Prompt:
Every entry here needs to be repeated exactly.

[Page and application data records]
● ● ● ●

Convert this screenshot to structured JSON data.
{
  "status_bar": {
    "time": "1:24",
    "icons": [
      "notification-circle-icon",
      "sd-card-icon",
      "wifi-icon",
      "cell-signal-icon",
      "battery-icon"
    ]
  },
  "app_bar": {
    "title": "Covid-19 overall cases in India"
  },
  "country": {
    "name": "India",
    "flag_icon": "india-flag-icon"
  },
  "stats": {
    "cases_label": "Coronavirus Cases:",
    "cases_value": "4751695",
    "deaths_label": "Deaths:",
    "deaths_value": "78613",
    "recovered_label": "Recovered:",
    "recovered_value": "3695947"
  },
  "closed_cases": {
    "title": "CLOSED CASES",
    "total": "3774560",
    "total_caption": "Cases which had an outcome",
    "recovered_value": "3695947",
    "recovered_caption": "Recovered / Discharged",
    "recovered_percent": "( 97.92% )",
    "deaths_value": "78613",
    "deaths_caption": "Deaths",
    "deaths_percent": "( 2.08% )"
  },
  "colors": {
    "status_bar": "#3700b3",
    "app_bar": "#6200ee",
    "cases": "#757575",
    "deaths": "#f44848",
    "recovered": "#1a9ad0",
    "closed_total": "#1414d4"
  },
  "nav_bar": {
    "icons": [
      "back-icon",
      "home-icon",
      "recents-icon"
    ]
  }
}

● ● ● ●

Completed task:
Convert this screenshot to structured JSON data.
{
  "status_bar": {
    "time": "1:24",
    "icons": [
      "notification-circle-icon",
      "sd-card-icon",
      "wifi-icon",
      "cell-signal-icon",
      "battery-icon"
    ]
  },
  "app_bar": {
    "title": "Covid-19 overall cases in India"
  },
  "country": {
    "name": "India",
    "flag_icon": "india-flag-icon"
  },
  "stats": {
    "cases_label": "Coronavirus Cases:",
    "cases_value": "4751695",
    "deaths_label": "Deaths:",
    "deaths_value": "78613",
    "recovered_label": "Recovered:",
    "recovered_value": "3695947"
  },
  "closed_cases": {
    "title": "CLOSED CASES",
    "total": "3774560",
    "total_caption": "Cases which had an outcome",
    "recovered_value": "3695947",
    "recovered_caption": "Recovered / Discharged",
    "recovered_percent": "( 97.92% )",
    "deaths_value": "78613",
    "deaths_caption": "Deaths",
    "deaths_percent": "( 2.08% )"
  },
  "colors": {
    "status_bar": "#3700b3",
    "app_bar": "#6200ee",
    "cases": "#757575",
    "deaths": "#f44848",
    "recovered": "#1a9ad0",
    "closed_total": "#1414d4"
  },
  "nav_bar": {
    "icons": [
      "back-icon",
      "home-icon",
      "recents-icon"
    ]
  }
}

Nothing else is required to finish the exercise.